■ SELECTION:
·····

Smatch ([Cai and Knight, 2013](http://amr.isi.edu/smatch-13.pdf))
- F<sub>1</sub>-Score between predicted and gold-target AMR graphs.

- Computationally expensive for every rollout.

- Naive Smatch doesn't calculate all possible mappings of nodes between predicted and target graphs; employs heuristics.

### Expert policy? ###

Best reachable state is explored via roll-outs, with naive Smatch used as a loss function.

- Also, to encourage short trajectories, a length penalty is applied.

### V-DAgger ###

Variant of DAgger proposed by [Vlachos and Clark (2014)](http://www.aclweb.org/anthology/Q14-1042)
- Employs roll-outs, with the same policy used for both roll-ins and roll-outs.

### Imitation Learning challenges ###

Incredible number of possible actions at each time-step.
- In the order of 10<sup>3</sup> to 10<sup>4</sup>.
- Exploring all alternative actions at each time-step can be very time-consuming.

Incredible length of the action sequences.
- In the range of 50-200 actions.
- Especially challenging when combined with the large number of possible actions.

### Targeted exploration ###

There is no reason to explore alternative actions when:
- Expert and learned policy agree on the correct action, <b>and</b>

- no alternative action is scored highly.

The algorithm limits the exploration to the expert action and learned policy actions whose scores is within a threashold $\tau$ from the best scored one.
- In first epoch, where there is no learned policy, we randomly explore a number of actions.

### Other cases of partial exploration ###

SCB-LOLS and AggreVaTe both use partial exploration.
- They select which time-step they apply it at random.
- They select which actions they explore at random.

Targeted exploration focuses on the actions for which the leaned policy is least certain, or disagrees with the expert.

### Focused costing ###

Introduced by [Vlachos and Craven (2011)](http://www.aclweb.org/anthology/W/W11/W11-0307.pdf)

·····

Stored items

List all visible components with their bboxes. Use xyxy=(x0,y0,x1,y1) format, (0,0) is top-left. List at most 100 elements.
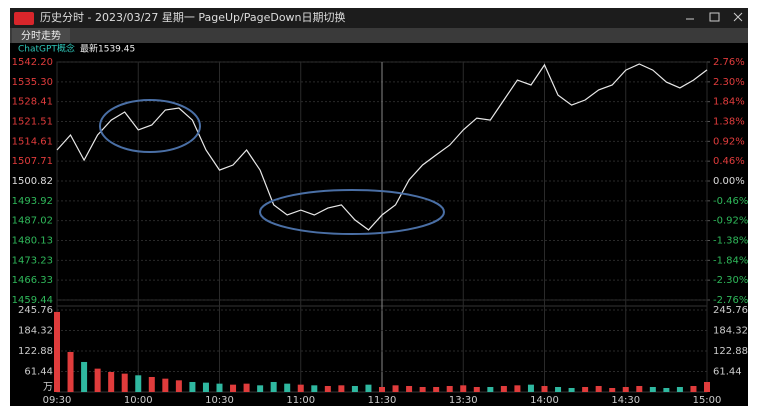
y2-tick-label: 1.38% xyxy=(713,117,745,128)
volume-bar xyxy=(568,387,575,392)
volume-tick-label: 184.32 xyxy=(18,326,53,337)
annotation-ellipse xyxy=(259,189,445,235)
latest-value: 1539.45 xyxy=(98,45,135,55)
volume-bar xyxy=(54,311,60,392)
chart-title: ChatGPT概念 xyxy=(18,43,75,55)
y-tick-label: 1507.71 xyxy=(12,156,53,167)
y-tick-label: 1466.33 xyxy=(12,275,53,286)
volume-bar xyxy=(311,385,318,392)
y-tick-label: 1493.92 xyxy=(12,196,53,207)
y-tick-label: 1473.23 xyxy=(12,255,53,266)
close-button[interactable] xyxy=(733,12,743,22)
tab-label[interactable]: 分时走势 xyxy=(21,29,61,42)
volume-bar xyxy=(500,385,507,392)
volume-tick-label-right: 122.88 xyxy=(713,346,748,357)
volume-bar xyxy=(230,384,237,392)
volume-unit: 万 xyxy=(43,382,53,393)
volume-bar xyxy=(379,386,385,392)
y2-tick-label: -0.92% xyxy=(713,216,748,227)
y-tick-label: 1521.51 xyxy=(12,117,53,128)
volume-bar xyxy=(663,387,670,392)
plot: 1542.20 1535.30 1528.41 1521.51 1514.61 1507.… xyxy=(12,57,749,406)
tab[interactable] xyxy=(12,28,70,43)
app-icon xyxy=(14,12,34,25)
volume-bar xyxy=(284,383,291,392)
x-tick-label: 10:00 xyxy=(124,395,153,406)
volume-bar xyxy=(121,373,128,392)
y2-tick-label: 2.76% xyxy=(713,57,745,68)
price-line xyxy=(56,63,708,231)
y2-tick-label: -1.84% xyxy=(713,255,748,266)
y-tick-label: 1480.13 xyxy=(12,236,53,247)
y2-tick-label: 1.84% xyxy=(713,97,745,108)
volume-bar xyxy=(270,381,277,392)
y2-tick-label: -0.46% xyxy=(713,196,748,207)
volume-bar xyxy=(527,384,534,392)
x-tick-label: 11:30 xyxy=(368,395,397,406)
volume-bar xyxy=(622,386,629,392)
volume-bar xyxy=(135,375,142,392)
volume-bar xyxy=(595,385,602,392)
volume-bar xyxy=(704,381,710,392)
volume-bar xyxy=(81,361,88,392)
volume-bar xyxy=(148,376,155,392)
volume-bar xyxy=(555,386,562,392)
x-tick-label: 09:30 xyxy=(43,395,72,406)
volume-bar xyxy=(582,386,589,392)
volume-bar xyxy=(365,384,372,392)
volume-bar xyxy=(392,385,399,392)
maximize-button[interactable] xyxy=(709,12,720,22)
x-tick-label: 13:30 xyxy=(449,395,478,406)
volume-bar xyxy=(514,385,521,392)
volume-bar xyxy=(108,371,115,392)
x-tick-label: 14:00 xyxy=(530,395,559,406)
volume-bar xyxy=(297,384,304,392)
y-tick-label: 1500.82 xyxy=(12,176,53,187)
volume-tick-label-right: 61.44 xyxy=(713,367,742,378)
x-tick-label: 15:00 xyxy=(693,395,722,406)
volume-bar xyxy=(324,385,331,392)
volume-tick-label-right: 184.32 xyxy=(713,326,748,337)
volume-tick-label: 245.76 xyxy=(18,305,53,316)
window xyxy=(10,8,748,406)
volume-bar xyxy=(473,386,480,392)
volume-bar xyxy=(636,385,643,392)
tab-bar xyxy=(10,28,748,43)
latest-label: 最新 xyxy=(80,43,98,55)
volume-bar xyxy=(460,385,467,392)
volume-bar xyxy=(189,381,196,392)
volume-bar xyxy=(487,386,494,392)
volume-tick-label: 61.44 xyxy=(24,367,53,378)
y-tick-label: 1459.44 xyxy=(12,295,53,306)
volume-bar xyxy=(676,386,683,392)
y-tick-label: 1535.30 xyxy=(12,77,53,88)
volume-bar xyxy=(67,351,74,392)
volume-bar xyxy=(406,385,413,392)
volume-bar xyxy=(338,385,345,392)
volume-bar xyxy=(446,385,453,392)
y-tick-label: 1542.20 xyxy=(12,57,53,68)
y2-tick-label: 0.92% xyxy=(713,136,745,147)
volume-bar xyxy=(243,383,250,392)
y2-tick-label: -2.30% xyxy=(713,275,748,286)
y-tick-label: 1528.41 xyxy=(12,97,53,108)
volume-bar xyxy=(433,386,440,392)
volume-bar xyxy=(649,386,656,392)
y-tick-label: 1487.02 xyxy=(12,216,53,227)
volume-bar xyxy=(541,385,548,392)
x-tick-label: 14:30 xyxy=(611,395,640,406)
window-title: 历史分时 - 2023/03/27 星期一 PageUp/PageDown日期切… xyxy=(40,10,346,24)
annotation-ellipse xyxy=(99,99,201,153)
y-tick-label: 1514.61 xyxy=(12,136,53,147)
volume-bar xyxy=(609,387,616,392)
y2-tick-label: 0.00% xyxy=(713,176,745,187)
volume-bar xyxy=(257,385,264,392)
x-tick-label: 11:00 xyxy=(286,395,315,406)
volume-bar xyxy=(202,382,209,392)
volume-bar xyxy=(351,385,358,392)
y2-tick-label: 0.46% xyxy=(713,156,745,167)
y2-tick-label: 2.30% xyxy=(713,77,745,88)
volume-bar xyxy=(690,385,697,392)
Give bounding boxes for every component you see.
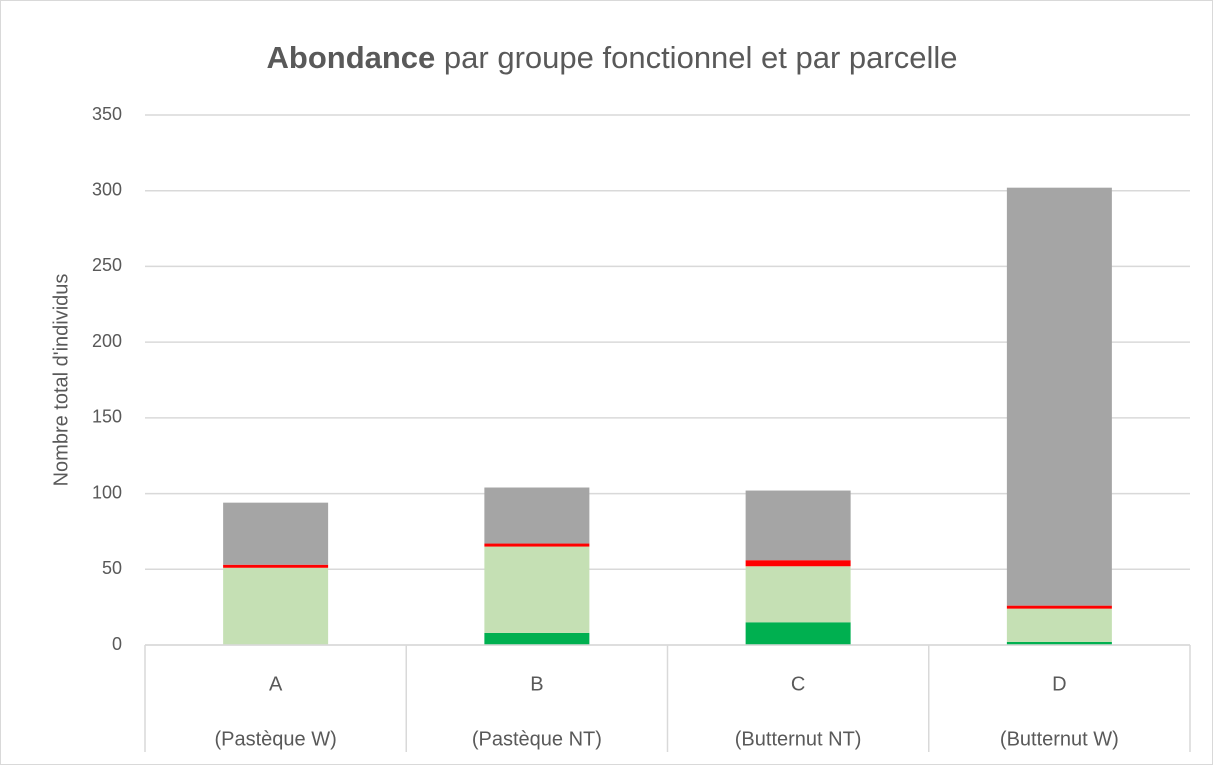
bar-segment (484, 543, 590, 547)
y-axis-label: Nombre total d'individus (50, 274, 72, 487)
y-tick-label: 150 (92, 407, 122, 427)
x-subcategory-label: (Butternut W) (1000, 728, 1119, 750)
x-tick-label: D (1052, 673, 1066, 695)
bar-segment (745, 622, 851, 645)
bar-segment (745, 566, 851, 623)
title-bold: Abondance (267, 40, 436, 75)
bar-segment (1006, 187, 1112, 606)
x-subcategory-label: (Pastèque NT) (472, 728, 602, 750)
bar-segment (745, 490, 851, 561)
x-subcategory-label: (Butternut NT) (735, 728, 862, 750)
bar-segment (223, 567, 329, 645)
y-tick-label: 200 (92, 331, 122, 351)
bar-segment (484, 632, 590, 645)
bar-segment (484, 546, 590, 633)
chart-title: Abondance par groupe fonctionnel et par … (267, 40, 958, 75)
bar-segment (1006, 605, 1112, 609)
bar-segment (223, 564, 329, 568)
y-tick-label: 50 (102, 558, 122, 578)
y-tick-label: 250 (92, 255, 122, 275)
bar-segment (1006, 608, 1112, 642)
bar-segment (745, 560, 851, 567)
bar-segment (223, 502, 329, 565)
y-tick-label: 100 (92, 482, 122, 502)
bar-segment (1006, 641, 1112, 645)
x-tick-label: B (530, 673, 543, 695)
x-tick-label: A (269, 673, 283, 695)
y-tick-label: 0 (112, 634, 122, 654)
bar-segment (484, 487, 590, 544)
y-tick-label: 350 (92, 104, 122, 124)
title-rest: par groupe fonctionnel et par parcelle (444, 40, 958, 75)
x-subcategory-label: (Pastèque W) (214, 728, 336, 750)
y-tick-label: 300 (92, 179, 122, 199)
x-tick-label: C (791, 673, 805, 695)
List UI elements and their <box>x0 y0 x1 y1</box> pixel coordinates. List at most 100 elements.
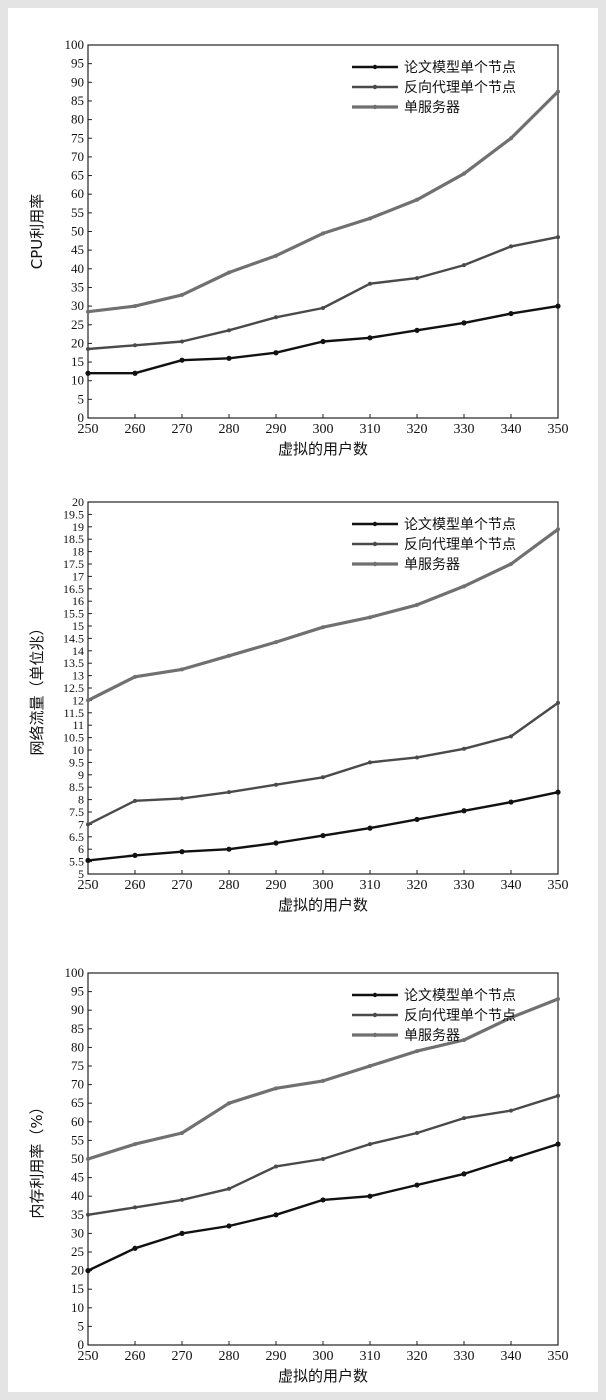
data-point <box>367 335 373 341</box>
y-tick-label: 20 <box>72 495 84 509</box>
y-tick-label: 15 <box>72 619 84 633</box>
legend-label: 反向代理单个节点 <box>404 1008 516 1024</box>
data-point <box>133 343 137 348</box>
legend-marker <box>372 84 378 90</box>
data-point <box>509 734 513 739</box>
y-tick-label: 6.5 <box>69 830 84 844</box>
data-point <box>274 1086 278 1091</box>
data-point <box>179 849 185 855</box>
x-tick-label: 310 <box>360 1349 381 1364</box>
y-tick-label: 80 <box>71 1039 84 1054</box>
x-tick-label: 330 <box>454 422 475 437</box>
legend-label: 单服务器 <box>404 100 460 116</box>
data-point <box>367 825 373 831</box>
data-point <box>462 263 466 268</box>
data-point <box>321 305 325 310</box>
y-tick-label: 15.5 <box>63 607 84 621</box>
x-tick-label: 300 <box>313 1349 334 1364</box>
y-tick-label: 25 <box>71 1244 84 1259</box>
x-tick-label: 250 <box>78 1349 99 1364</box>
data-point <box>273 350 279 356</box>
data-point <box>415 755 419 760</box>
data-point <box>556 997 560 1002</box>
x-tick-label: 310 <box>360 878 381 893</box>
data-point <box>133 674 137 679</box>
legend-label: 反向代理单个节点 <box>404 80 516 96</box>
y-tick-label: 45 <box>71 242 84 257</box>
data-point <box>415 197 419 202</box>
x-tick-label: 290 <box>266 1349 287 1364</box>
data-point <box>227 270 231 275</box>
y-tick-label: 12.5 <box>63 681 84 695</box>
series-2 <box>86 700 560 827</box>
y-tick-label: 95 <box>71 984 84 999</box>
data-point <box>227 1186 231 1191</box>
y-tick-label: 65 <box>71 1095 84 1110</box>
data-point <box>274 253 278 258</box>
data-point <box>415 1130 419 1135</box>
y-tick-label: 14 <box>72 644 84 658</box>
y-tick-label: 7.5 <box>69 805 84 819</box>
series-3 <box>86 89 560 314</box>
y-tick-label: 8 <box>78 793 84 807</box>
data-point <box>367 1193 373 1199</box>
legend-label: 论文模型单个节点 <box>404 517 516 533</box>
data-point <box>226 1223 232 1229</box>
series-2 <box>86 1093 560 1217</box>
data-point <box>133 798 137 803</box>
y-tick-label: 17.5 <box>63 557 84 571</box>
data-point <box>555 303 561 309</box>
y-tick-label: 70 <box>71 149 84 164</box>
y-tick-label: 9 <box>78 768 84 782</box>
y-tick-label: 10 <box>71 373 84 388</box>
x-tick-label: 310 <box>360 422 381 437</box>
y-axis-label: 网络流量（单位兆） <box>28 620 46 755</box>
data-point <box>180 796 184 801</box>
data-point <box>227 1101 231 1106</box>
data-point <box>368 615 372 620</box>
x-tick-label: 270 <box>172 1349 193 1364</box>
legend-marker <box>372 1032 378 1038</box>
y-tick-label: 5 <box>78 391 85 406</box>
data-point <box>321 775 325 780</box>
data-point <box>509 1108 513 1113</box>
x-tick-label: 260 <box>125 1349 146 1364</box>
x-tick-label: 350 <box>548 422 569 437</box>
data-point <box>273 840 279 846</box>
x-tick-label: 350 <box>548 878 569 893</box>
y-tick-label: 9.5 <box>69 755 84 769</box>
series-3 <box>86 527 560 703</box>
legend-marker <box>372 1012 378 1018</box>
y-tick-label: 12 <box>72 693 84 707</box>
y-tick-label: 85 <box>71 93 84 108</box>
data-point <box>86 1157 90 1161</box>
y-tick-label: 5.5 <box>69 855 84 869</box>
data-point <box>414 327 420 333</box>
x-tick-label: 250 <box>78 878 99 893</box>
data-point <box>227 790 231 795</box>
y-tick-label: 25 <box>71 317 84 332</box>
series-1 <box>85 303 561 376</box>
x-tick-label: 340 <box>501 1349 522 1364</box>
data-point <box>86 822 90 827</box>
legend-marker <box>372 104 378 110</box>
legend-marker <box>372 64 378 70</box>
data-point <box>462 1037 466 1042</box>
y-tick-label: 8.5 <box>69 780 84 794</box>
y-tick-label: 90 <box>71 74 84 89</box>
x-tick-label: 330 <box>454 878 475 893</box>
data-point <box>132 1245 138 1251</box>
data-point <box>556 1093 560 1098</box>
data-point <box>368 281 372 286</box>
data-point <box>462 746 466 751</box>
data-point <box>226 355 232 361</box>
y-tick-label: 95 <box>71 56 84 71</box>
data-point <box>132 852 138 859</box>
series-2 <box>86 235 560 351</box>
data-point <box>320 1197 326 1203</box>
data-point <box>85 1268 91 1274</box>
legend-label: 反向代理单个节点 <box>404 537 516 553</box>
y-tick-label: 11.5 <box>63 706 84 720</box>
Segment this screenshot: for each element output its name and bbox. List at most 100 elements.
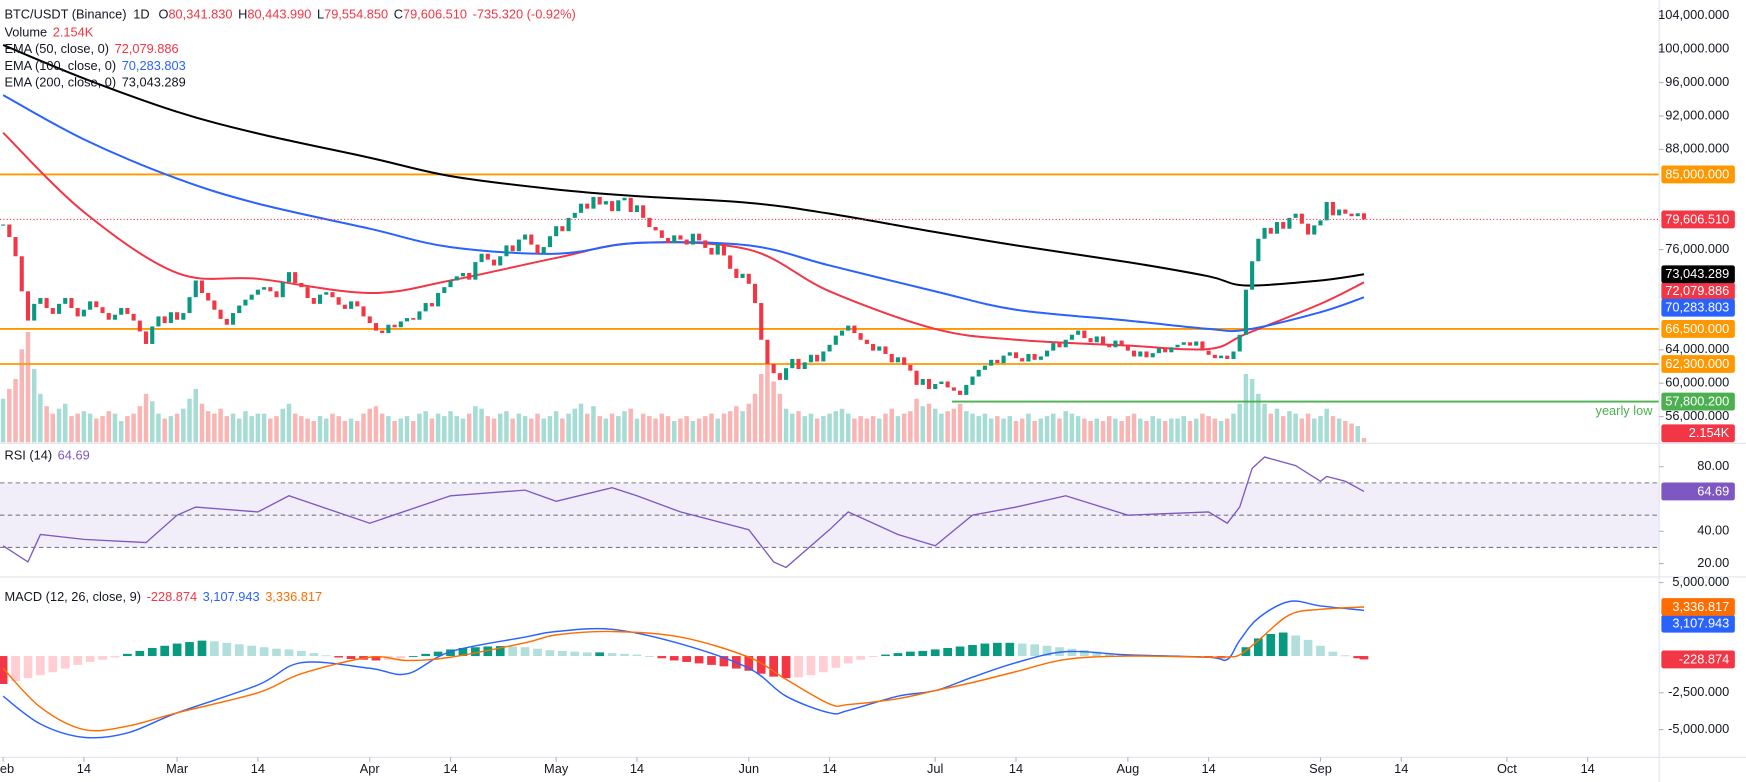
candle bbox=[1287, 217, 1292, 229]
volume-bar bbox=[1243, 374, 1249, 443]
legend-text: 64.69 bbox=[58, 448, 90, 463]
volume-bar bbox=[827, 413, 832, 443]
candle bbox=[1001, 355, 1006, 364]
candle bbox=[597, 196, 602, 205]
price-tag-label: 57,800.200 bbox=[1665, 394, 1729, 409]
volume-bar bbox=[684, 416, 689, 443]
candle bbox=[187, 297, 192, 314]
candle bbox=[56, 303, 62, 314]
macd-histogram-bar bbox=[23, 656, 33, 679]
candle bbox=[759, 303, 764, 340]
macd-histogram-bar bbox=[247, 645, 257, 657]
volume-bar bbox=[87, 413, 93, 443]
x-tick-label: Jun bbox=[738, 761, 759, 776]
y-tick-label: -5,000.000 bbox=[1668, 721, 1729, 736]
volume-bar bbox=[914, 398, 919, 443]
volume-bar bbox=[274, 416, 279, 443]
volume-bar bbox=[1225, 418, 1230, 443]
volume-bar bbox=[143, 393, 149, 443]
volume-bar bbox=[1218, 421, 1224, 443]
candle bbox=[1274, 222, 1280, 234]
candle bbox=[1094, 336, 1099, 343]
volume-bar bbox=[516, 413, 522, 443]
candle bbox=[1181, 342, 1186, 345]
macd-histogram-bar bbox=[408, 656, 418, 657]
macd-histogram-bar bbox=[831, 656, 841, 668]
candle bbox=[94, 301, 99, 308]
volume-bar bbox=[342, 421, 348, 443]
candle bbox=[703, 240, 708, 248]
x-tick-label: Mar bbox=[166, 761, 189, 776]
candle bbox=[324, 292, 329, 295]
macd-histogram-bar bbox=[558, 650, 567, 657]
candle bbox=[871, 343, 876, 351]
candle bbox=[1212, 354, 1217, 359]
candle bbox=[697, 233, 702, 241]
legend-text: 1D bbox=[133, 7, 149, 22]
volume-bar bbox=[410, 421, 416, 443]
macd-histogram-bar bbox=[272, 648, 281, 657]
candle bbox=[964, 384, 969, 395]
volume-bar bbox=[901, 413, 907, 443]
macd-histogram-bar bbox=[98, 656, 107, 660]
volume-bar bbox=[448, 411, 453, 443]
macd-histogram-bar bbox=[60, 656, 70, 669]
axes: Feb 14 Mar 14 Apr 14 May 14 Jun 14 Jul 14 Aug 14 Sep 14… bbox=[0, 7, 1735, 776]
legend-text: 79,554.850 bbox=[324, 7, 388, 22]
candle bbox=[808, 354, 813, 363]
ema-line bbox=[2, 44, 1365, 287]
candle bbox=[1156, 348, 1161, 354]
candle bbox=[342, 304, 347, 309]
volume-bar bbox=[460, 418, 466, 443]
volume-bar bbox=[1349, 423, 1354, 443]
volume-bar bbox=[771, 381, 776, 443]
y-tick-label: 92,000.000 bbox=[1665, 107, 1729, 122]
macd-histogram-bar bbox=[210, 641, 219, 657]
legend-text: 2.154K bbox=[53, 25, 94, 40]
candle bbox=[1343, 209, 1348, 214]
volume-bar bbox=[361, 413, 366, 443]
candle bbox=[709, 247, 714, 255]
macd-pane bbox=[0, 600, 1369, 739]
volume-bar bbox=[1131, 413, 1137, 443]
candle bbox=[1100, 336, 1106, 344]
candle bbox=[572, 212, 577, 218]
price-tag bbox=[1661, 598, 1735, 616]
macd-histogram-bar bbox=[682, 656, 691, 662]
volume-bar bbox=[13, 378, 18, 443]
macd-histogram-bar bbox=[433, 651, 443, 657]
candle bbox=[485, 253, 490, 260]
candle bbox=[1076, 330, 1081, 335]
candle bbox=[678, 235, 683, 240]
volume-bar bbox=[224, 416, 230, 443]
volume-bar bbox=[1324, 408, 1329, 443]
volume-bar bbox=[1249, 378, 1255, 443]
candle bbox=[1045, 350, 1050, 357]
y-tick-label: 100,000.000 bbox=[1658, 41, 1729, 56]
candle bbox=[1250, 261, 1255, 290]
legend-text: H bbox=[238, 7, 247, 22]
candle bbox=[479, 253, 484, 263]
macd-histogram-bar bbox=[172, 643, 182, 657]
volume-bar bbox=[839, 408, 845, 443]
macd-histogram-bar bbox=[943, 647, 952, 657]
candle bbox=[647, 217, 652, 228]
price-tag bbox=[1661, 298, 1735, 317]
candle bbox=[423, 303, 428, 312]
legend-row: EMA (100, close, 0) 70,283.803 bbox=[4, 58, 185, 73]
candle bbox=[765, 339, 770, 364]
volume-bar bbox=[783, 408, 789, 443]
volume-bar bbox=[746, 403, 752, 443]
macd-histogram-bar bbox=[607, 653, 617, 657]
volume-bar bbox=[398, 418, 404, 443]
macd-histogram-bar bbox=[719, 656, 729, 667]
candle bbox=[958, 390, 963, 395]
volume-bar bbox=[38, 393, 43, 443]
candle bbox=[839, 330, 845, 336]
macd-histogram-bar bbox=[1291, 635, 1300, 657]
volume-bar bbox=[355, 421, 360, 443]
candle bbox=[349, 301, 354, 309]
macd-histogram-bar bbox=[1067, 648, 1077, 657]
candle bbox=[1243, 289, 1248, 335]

·····

■ EXERCISE OBJECTIVE:
According to the imitation learning notes, how many actions do the action sequences typically contain? The records come from a separate source.

■ FINISHED TASK:
In the range of 50-200 actions.